* EXTRACT TO READ *
In Linq-to-SQL, changes to database objects are simple.


// Get customer from database and delete them
// This will create a pending database delete
Customer customerToDelete = Db.Customers.Single(c => c.Id = 991);
Db.Customers.DeleteOnSubmit(customerToDelete);

// Create a new customer and insert them into the database
// This will create a pending database insert
Customer customerToInsert = new Customer { FName = "Ima", LName = "Customer" };
Db.Customers.InsertOnSubmit(customerToInsert);

// Get customer from database and increase their store credit balance
// This will create a pending database update 
Customer customerToUpdate = Db.Customers.Single(c => c.Id = 992);
customerToUpdate.StoreCredit += 2.56;

Now, you’ll note that I stated the code above would create pending deletes, inserts, and updates. This is because the database connection doesn’t actually commit these pending changes until Db.SubmitChanges() is called.

There are times where I’d like to eliminate any pending database changes (suppose a user clicks a “Cancel” button). Typically, we could simply set our Db property to a new instance of the Database object. But I allow my database context to live throughout the life of the ViewModel for reasons beyond the scope of this article.

In order to easily clean my existing Database object’s set of pending changes, I wrote the following extension method:

public static void ClearChangeSet(this Database db)
{
    // Get the current change set
    ChangeSet pendingChanges = db.GetChangeSet();

    // Iterate through pending inserts and delete
    foreach (object obj in pendingChanges.Inserts)

[Document layout detection data]
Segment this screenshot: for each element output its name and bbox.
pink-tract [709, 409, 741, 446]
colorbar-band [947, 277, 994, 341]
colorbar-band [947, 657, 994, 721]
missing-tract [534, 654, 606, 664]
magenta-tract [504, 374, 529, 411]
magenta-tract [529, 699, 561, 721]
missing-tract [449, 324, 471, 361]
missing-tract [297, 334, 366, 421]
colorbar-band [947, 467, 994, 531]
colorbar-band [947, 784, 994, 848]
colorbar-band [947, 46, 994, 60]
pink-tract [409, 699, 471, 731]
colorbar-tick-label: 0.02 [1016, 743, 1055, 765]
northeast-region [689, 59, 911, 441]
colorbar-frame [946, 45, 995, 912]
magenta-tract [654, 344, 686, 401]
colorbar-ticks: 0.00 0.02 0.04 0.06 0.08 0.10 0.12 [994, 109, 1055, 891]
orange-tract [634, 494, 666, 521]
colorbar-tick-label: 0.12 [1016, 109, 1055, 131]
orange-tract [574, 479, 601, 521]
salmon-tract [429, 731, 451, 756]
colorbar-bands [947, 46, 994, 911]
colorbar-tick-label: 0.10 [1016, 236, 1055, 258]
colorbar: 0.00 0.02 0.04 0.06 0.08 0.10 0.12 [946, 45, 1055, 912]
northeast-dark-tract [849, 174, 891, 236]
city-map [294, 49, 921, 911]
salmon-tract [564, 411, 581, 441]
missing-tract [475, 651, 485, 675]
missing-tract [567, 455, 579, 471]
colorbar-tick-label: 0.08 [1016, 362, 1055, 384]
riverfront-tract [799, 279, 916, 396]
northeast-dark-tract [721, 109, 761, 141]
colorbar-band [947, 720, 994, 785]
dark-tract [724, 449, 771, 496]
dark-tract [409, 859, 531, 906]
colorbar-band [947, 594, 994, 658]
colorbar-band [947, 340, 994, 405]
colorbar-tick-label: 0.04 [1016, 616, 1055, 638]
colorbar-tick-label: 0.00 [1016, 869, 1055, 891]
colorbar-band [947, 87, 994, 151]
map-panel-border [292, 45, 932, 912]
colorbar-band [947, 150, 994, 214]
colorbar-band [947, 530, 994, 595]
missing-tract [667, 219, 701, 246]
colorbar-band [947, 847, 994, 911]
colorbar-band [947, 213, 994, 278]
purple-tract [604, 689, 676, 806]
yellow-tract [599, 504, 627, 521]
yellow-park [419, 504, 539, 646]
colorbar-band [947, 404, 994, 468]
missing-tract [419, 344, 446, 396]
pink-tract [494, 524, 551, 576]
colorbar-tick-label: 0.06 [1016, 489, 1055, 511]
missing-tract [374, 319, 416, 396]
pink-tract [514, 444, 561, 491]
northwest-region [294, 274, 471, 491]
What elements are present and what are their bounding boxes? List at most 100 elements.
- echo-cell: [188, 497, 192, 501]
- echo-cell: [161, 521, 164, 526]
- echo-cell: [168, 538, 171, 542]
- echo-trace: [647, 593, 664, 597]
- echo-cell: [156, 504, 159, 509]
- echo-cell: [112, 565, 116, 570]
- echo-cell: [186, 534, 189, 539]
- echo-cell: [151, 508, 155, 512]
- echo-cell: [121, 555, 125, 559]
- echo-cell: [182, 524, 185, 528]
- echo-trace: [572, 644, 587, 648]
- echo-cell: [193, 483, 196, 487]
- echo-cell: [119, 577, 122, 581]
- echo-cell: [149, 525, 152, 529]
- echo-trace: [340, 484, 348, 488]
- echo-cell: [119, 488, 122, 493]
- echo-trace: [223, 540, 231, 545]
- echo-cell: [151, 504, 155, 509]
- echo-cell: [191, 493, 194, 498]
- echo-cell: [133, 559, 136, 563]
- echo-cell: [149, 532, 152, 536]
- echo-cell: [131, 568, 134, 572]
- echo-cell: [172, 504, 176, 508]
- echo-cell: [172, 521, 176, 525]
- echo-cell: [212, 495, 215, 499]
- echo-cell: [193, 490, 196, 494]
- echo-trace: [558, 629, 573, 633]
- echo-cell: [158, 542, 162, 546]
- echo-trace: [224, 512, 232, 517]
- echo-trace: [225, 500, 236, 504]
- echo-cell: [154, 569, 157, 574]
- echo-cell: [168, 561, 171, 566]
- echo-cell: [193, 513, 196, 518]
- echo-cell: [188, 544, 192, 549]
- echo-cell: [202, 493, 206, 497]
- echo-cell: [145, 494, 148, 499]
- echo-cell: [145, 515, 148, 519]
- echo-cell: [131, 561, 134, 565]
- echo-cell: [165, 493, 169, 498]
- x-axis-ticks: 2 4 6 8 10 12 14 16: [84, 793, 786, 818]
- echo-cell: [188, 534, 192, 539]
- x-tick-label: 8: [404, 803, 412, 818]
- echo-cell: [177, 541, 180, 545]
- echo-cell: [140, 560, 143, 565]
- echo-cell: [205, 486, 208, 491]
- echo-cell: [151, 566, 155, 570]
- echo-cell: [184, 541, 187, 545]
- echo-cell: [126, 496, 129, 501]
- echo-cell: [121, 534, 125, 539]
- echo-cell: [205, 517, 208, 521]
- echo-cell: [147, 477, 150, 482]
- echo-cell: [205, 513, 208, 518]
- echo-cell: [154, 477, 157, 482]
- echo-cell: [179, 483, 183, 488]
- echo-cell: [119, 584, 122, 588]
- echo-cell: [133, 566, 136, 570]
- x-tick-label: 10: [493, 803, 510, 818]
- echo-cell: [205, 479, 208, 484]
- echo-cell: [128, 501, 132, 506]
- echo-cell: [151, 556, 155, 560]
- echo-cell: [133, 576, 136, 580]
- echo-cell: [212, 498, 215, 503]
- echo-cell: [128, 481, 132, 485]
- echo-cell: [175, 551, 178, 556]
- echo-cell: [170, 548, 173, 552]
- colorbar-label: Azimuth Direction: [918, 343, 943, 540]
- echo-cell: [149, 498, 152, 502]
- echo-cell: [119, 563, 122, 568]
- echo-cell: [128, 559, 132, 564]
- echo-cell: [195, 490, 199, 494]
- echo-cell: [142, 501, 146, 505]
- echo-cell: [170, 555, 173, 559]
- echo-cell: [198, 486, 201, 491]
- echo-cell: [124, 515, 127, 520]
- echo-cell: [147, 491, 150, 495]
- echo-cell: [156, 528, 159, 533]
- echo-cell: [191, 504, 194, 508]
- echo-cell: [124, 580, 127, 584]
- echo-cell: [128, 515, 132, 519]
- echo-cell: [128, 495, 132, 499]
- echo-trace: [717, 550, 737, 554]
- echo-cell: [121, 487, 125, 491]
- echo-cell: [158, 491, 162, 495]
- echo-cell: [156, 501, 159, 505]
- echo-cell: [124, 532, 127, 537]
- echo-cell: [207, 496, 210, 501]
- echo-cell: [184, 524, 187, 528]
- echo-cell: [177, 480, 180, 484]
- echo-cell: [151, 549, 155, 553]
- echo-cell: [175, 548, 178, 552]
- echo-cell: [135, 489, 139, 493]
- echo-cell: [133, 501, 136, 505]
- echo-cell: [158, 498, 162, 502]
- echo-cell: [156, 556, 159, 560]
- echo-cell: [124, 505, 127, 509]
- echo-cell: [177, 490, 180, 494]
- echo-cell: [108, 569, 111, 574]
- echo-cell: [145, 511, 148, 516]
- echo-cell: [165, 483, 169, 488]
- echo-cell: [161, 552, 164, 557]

* APPLY WHAT YOU READ *
a: Answer these questions about the Linq-to-SQL text.
(i) Which call makes the database connection commit the pending changes?
(ii) What example of a user action does the text give for wanting to drop pending changes?
(iii) What is the name of the extension method the writer created?
b: Please write out part of the Linq-to-SQL text word for word. Begin at the words "There are times" and stop after "ClearChangeSet(this Database db)".

* RESPONSES TO THE TASKS *
a:
(i) Db.SubmitChanges()
(ii) A user clicking a "Cancel" button
(iii) ClearChangeSet

b:
There are times where I’d like to eliminate any pending database changes (suppose a user clicks a “Cancel” button). Typically, we could simply set our Db property to a new instance of the Database object. But I allow my database context to live throughout the life of the ViewModel for reasons beyond the scope of this article.

In order to easily clean my existing Database object’s set of pending changes, I wrote the following extension method:

public static void ClearChangeSet(this Database db)